- [Dataset listings of figures]:
## Start

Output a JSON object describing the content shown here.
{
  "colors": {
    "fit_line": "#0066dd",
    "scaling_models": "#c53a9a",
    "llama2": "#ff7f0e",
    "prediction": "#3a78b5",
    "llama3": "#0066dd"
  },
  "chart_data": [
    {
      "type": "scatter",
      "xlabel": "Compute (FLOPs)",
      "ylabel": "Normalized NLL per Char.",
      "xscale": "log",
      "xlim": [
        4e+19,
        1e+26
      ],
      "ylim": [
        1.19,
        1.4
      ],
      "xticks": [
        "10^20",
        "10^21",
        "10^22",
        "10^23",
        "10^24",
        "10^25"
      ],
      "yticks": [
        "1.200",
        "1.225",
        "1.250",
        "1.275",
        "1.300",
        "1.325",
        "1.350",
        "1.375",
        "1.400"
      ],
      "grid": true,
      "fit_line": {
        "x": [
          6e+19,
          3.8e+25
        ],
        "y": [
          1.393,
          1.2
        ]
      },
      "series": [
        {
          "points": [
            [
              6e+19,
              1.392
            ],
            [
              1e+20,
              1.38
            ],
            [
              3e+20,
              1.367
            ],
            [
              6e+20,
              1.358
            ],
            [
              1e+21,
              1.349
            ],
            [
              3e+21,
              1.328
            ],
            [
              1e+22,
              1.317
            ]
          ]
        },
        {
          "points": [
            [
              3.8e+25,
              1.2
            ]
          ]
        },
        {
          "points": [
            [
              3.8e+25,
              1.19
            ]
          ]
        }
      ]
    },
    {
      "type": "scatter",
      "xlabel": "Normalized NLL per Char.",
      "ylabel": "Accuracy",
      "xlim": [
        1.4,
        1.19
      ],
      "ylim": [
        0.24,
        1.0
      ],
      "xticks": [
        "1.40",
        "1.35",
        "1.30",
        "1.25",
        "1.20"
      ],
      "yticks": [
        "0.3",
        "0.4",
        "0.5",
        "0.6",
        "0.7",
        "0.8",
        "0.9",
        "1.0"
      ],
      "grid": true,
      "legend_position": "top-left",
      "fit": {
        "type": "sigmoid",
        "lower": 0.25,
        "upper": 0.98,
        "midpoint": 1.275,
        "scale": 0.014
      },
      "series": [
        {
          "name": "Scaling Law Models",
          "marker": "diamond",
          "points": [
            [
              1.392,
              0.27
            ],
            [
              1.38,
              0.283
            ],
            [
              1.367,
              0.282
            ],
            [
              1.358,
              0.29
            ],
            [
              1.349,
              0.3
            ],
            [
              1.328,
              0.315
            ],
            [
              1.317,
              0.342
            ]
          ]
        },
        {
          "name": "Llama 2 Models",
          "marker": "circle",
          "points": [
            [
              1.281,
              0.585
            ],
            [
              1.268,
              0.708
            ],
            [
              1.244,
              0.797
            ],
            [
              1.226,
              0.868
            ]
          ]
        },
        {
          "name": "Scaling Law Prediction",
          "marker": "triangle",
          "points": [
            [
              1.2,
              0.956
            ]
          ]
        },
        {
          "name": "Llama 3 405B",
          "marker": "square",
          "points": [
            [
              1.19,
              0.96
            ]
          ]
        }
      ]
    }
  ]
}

## End

Return the entries above exactly as they appear.

- [Exercise result]:
Output a JSON object describing the content shown here.
{
  "colors": {
    "fit_line": "#0066dd",
    "scaling_models": "#c53a9a",
    "llama2": "#ff7f0e",
    "prediction": "#3a78b5",
    "llama3": "#0066dd"
  },
  "chart_data": [
    {
      "type": "scatter",
      "xlabel": "Compute (FLOPs)",
      "ylabel": "Normalized NLL per Char.",
      "xscale": "log",
      "xlim": [
        4e+19,
        1e+26
      ],
      "ylim": [
        1.19,
        1.4
      ],
      "xticks": [
        "10^20",
        "10^21",
        "10^22",
        "10^23",
        "10^24",
        "10^25"
      ],
      "yticks": [
        "1.200",
        "1.225",
        "1.250",
        "1.275",
        "1.300",
        "1.325",
        "1.350",
        "1.375",
        "1.400"
      ],
      "grid": true,
      "fit_line": {
        "x": [
          6e+19,
          3.8e+25
        ],
        "y": [
          1.393,
          1.2
        ]
      },
      "series": [
        {
          "points": [
            [
              6e+19,
              1.392
            ],
            [
              1e+20,
              1.38
            ],
            [
              3e+20,
              1.367
            ],
            [
              6e+20,
              1.358
            ],
            [
              1e+21,
              1.349
            ],
            [
              3e+21,
              1.328
            ],
            [
              1e+22,
              1.317
            ]
          ]
        },
        {
          "points": [
            [
              3.8e+25,
              1.2
            ]
          ]
        },
        {
          "points": [
            [
              3.8e+25,
              1.19
            ]
          ]
        }
      ]
    },
    {
      "type": "scatter",
      "xlabel": "Normalized NLL per Char.",
      "ylabel": "Accuracy",
      "xlim": [
        1.4,
        1.19
      ],
      "ylim": [
        0.24,
        1.0
      ],
      "xticks": [
        "1.40",
        "1.35",
        "1.30",
        "1.25",
        "1.20"
      ],
      "yticks": [
        "0.3",
        "0.4",
        "0.5",
        "0.6",
        "0.7",
        "0.8",
        "0.9",
        "1.0"
      ],
      "grid": true,
      "legend_position": "top-left",
      "fit": {
        "type": "sigmoid",
        "lower": 0.25,
        "upper": 0.98,
        "midpoint": 1.275,
        "scale": 0.014
      },
      "series": [
        {
          "name": "Scaling Law Models",
          "marker": "diamond",
          "points": [
            [
              1.392,
              0.27
            ],
            [
              1.38,
              0.283
            ],
            [
              1.367,
              0.282
            ],
            [
              1.358,
              0.29
            ],
            [
              1.349,
              0.3
            ],
            [
              1.328,
              0.315
            ],
            [
              1.317,
              0.342
            ]
          ]
        },
        {
          "name": "Llama 2 Models",
          "marker": "circle",
          "points": [
            [
              1.281,
              0.585
            ],
            [
              1.268,
              0.708
            ],
            [
              1.244,
              0.797
            ],
            [
              1.226,
              0.868
            ]
          ]
        },
        {
          "name": "Scaling Law Prediction",
          "marker": "triangle",
          "points": [
            [
              1.2,
              0.956
            ]
          ]
        },
        {
          "name": "Llama 3 405B",
          "marker": "square",
          "points": [
            [
              1.19,
              0.96
            ]
          ]
        }
      ]
    }
  ]
}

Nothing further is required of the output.